THE REQUEST> Set down all of the data that follows word for word, without the images.

AVAILABLE DATA>
** BEGIN **

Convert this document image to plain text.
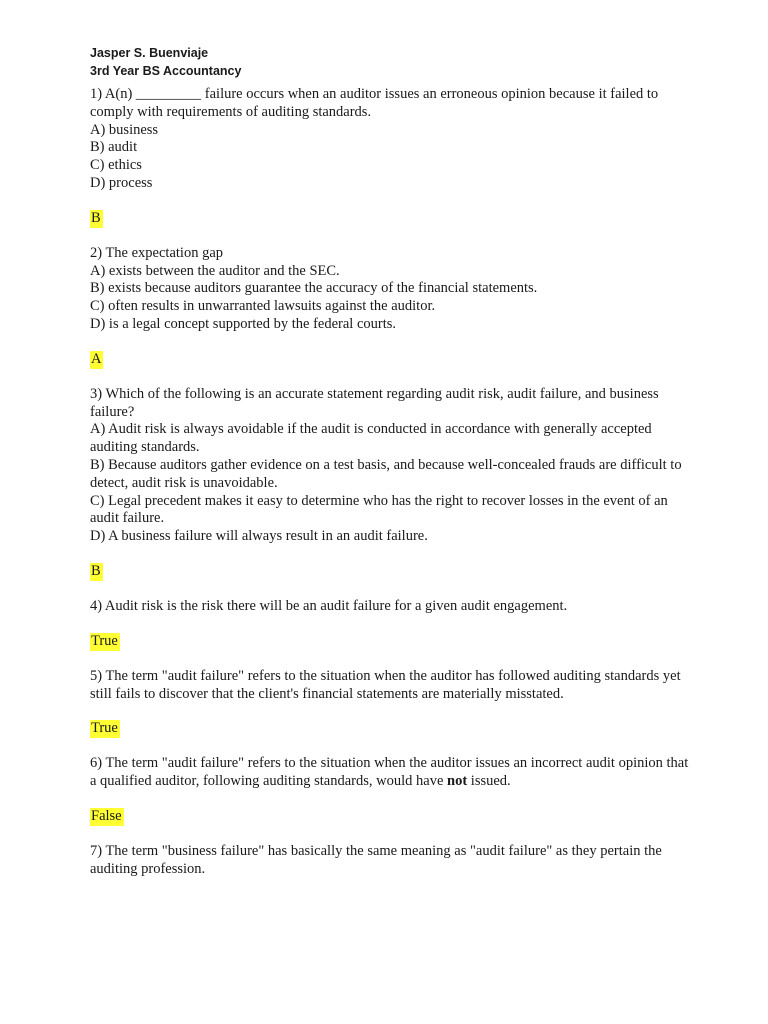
Jasper S. Buenviaje
3rd Year BS Accountancy
1) A(n) _________ failure occurs when an auditor issues an erroneous opinion because it failed to comply with requirements of auditing standards.
A) business
B) audit
C) ethics
D) process
B
2) The expectation gap
A) exists between the auditor and the SEC.
B) exists because auditors guarantee the accuracy of the financial statements.
C) often results in unwarranted lawsuits against the auditor.
D) is a legal concept supported by the federal courts.
A
3) Which of the following is an accurate statement regarding audit risk, audit failure, and business failure?
A) Audit risk is always avoidable if the audit is conducted in accordance with generally accepted auditing standards.
B) Because auditors gather evidence on a test basis, and because well-concealed frauds are difficult to detect, audit risk is unavoidable.
C) Legal precedent makes it easy to determine who has the right to recover losses in the event of an audit failure.
D) A business failure will always result in an audit failure.
B
4) Audit risk is the risk there will be an audit failure for a given audit engagement.
True
5) The term "audit failure" refers to the situation when the auditor has followed auditing standards yet still fails to discover that the client's financial statements are materially misstated.
True
6) The term "audit failure" refers to the situation when the auditor issues an incorrect audit opinion that a qualified auditor, following auditing standards, would have not issued.
False
7) The term "business failure" has basically the same meaning as "audit failure" as they pertain the auditing profession.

** END **

RESULT OF THIS TASK>
Convert this document image to plain text.
Jasper S. Buenviaje
3rd Year BS Accountancy
1) A(n) _________ failure occurs when an auditor issues an erroneous opinion because it failed to comply with requirements of auditing standards.
A) business
B) audit
C) ethics
D) process
B
2) The expectation gap
A) exists between the auditor and the SEC.
B) exists because auditors guarantee the accuracy of the financial statements.
C) often results in unwarranted lawsuits against the auditor.
D) is a legal concept supported by the federal courts.
A
3) Which of the following is an accurate statement regarding audit risk, audit failure, and business failure?
A) Audit risk is always avoidable if the audit is conducted in accordance with generally accepted auditing standards.
B) Because auditors gather evidence on a test basis, and because well-concealed frauds are difficult to detect, audit risk is unavoidable.
C) Legal precedent makes it easy to determine who has the right to recover losses in the event of an audit failure.
D) A business failure will always result in an audit failure.
B
4) Audit risk is the risk there will be an audit failure for a given audit engagement.
True
5) The term "audit failure" refers to the situation when the auditor has followed auditing standards yet still fails to discover that the client's financial statements are materially misstated.
True
6) The term "audit failure" refers to the situation when the auditor issues an incorrect audit opinion that a qualified auditor, following auditing standards, would have not issued.
False
7) The term "business failure" has basically the same meaning as "audit failure" as they pertain the auditing profession.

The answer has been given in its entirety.